** Start of Data entries **

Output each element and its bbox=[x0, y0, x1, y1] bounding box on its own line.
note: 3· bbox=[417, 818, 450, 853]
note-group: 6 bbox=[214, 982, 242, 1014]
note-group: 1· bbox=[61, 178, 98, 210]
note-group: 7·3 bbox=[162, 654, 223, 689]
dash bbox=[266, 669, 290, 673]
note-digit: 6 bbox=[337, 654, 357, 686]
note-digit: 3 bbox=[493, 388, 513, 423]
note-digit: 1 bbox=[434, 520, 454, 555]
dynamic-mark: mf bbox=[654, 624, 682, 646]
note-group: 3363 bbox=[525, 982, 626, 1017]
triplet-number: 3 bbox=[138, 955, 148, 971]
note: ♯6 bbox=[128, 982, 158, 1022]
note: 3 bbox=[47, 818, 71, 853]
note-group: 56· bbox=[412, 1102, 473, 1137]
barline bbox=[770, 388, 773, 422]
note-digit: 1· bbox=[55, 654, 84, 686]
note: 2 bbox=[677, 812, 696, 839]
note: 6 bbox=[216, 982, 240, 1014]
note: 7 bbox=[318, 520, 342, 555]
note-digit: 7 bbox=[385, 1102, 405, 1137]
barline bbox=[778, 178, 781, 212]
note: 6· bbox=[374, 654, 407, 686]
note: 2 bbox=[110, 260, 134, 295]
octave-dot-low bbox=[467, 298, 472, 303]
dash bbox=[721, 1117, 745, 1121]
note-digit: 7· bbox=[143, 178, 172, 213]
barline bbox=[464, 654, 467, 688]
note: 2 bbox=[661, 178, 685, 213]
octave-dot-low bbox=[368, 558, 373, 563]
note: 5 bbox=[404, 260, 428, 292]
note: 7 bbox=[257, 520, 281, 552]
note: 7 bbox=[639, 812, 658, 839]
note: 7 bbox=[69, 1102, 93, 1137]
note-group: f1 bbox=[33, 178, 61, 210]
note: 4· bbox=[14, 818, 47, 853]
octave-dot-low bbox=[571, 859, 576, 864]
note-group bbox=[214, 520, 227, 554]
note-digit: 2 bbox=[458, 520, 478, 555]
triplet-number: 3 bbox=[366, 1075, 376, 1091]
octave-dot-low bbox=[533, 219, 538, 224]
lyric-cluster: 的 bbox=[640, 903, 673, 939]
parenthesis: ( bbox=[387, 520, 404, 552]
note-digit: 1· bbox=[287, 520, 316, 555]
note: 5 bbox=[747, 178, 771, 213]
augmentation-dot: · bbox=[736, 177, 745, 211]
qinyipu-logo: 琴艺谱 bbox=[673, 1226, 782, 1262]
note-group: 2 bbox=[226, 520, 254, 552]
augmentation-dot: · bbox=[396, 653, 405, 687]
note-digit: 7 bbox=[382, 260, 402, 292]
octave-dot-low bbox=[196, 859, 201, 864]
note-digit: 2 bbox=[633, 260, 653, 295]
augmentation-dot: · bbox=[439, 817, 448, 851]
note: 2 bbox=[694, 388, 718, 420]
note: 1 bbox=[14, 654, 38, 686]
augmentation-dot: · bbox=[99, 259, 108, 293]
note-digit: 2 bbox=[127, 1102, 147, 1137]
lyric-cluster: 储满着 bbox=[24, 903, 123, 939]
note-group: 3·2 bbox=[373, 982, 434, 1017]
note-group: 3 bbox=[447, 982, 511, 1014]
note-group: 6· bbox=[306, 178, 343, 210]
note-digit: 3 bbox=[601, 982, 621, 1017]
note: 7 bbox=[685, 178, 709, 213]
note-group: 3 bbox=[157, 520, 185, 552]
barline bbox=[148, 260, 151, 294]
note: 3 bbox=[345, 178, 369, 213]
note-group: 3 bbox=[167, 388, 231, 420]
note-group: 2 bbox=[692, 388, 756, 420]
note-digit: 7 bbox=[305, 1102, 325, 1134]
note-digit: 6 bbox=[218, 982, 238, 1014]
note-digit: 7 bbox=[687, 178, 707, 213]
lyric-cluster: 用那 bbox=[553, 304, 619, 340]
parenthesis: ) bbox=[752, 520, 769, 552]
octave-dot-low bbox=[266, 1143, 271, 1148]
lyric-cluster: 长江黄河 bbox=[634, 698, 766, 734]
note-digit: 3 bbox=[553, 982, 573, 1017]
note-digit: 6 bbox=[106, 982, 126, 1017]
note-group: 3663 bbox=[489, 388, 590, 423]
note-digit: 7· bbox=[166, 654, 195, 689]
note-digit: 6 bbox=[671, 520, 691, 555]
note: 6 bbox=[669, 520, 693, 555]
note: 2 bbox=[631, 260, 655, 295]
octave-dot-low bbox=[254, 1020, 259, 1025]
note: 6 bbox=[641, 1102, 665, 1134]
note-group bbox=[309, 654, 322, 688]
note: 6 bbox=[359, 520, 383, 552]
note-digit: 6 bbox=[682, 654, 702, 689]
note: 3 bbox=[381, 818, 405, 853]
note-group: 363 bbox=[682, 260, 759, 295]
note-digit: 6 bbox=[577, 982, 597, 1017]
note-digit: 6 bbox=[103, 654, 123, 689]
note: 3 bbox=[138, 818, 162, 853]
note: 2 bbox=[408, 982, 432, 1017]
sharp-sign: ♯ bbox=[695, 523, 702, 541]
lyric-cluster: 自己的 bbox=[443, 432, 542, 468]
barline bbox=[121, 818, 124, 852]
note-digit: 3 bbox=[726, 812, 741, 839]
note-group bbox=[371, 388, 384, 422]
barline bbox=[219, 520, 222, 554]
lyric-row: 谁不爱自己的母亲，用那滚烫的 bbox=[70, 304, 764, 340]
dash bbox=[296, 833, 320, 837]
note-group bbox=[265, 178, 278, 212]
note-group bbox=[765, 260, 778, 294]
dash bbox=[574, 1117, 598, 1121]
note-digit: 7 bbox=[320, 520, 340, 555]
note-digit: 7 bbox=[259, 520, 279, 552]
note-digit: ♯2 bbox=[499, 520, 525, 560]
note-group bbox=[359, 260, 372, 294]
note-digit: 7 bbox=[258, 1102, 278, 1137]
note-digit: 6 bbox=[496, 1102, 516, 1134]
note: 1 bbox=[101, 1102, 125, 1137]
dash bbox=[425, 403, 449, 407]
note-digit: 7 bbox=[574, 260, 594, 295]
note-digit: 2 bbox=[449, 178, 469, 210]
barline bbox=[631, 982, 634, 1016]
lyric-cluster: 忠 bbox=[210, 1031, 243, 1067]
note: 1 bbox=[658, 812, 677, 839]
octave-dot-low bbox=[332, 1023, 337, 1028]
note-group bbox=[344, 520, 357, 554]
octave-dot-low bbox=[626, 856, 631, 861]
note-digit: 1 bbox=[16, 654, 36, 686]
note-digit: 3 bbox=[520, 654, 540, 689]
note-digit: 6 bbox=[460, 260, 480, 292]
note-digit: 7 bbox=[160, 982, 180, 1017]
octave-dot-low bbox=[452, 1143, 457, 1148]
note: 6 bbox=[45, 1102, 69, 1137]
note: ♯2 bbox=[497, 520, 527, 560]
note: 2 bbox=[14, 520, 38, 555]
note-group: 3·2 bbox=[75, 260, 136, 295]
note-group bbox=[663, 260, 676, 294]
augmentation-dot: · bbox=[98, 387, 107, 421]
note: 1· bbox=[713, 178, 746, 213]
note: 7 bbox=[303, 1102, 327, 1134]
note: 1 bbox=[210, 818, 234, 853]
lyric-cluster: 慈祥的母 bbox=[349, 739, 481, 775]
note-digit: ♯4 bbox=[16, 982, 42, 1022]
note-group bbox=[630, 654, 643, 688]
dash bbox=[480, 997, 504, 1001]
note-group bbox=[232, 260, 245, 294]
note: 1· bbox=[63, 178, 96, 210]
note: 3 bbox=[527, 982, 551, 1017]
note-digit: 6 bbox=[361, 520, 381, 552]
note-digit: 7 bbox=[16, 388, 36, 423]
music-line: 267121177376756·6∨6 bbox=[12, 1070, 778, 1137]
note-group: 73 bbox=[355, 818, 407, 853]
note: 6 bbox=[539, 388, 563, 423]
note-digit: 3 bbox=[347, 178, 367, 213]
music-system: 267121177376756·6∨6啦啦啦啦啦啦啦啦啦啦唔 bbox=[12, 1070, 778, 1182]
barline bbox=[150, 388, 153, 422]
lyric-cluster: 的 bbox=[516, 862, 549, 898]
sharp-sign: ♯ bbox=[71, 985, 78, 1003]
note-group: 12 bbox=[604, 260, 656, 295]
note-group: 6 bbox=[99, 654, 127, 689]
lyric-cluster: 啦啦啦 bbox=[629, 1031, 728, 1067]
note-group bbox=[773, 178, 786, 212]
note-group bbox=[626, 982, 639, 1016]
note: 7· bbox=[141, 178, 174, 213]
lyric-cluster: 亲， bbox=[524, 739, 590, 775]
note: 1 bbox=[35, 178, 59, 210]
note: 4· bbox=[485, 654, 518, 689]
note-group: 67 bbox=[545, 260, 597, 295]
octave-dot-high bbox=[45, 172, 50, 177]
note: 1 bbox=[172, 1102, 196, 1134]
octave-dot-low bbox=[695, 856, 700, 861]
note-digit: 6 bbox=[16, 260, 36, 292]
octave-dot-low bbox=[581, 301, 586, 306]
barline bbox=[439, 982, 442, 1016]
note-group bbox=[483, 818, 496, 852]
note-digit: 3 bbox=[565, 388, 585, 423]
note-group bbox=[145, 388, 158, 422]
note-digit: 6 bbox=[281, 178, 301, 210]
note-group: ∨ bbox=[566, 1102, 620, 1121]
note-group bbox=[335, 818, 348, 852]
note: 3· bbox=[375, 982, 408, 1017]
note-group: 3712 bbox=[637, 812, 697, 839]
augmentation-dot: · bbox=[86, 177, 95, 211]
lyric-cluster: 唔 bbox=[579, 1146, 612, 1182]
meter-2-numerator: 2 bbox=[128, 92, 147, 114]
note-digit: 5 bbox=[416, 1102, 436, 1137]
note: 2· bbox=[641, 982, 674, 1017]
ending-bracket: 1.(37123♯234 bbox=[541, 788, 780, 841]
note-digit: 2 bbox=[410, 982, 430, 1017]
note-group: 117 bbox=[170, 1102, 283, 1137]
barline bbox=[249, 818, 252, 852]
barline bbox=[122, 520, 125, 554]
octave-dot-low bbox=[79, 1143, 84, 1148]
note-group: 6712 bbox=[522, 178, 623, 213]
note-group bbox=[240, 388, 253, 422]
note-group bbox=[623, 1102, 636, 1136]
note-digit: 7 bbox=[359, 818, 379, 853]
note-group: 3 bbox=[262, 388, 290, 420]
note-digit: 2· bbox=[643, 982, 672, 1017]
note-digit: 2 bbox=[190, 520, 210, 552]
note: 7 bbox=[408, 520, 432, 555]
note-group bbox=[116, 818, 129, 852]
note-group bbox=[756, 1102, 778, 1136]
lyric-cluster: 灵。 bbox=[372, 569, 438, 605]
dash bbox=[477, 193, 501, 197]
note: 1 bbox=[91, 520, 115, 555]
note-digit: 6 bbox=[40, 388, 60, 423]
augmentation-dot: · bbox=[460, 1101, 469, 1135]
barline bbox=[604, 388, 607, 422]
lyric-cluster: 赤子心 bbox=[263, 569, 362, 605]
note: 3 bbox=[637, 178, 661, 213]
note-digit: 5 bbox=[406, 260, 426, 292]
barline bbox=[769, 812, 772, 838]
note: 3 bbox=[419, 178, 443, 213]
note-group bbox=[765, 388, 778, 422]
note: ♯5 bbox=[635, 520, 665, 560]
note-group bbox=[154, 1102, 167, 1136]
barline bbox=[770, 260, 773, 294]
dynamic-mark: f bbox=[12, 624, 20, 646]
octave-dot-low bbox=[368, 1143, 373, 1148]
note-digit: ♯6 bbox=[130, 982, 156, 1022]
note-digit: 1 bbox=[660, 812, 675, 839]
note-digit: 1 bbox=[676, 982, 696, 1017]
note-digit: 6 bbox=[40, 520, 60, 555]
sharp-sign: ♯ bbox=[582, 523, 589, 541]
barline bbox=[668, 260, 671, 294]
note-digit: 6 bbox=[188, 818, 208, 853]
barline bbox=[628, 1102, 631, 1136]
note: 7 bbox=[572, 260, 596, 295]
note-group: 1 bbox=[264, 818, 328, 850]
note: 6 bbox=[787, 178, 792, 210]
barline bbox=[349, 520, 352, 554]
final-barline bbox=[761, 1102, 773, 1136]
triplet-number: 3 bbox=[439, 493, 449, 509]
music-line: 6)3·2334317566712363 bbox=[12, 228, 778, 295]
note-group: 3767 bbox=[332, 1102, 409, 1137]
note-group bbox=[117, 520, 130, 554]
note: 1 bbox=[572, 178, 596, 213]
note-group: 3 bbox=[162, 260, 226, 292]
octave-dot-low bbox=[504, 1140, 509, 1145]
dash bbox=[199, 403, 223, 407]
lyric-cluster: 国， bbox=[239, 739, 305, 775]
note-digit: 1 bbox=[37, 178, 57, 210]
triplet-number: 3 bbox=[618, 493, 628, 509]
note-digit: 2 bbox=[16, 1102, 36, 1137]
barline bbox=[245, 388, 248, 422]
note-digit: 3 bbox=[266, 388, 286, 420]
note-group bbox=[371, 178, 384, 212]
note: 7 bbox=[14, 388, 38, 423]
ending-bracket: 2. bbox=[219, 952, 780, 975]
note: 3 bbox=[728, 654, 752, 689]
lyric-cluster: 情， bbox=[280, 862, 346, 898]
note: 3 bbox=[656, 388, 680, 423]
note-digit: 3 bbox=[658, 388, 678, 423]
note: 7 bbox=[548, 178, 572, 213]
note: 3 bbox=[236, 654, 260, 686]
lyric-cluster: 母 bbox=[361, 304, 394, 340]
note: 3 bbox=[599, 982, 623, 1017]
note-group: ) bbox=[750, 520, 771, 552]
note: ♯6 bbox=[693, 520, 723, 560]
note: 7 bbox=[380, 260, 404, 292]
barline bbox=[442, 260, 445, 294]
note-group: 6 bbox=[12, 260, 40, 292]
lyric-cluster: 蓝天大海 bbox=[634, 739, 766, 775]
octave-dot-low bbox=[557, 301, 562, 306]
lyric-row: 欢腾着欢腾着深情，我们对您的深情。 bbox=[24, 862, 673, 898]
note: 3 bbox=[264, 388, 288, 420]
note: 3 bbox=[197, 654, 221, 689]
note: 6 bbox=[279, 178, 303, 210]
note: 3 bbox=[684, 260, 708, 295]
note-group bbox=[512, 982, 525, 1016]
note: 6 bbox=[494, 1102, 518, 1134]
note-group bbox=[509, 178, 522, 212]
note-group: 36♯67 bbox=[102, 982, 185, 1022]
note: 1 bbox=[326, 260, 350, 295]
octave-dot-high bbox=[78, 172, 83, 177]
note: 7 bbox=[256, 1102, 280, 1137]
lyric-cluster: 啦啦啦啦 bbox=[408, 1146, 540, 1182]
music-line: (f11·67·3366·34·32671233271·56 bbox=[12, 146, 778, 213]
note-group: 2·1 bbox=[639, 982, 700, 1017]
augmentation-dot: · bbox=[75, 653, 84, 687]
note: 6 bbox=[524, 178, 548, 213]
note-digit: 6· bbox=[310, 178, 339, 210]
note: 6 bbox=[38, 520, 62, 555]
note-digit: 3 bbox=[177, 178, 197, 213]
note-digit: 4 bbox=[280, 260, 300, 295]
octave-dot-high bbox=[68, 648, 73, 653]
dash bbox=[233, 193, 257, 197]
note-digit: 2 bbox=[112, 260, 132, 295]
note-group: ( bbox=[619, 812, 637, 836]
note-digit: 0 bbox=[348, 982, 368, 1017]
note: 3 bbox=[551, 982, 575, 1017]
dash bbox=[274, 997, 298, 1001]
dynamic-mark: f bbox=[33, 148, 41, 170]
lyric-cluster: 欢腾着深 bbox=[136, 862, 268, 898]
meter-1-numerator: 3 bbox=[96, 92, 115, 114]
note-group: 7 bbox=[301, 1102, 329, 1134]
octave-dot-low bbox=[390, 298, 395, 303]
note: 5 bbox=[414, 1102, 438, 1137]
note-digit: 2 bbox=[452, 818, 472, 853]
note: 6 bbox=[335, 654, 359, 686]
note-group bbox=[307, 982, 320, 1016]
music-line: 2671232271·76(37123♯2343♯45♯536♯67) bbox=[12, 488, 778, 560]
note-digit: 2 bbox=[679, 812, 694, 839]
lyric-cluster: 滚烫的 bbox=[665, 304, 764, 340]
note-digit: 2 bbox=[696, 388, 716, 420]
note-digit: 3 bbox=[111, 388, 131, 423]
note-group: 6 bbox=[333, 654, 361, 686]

** End of Data entries **

[Stated problem]: Copy everything from the start of the items down to the line containing "note-group: 7·3 bbox=[162, 654, 223, 689]", substituting "note-set" for "note-group" and changing nothing else.

[The result]:
Output each element and its bbox=[x0, y0, x1, y1] bounding box on its own line.
note: 3· bbox=[417, 818, 450, 853]
note-set: 6 bbox=[214, 982, 242, 1014]
note-set: 1· bbox=[61, 178, 98, 210]
note-set: 7·3 bbox=[162, 654, 223, 689]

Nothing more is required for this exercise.